_Written task_: What follows is a block of records; reproduce all of it verbatim.

_Input rows_:

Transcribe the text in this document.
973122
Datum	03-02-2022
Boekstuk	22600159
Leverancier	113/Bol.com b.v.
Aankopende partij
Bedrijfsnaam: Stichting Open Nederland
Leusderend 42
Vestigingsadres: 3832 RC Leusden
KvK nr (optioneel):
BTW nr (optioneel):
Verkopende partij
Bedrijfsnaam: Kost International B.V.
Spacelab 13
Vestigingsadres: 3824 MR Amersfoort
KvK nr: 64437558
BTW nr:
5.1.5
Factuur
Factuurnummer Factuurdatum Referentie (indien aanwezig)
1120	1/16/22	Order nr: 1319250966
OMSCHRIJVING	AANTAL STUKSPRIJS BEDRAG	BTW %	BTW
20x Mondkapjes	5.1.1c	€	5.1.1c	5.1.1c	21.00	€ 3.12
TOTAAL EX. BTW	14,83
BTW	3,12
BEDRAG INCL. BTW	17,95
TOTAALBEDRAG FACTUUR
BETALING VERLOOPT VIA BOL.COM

_Task result_:
Transcribe the text in this document.
973122
Datum	03-02-2022
Boekstuk	22600159
Leverancier	113/Bol.com b.v.
Aankopende partij
Bedrijfsnaam: Stichting Open Nederland
Leusderend 42
Vestigingsadres: 3832 RC Leusden
KvK nr (optioneel):
BTW nr (optioneel):
Verkopende partij
Bedrijfsnaam: Kost International B.V.
Spacelab 13
Vestigingsadres: 3824 MR Amersfoort
KvK nr: 64437558
BTW nr:
5.1.5
Factuur
Factuurnummer Factuurdatum Referentie (indien aanwezig)
1120	1/16/22	Order nr: 1319250966
OMSCHRIJVING	AANTAL STUKSPRIJS BEDRAG	BTW %	BTW
20x Mondkapjes	5.1.1c	€	5.1.1c	5.1.1c	21.00	€ 3.12
TOTAAL EX. BTW	14,83
BTW	3,12
BEDRAG INCL. BTW	17,95
TOTAALBEDRAG FACTUUR
BETALING VERLOOPT VIA BOL.COM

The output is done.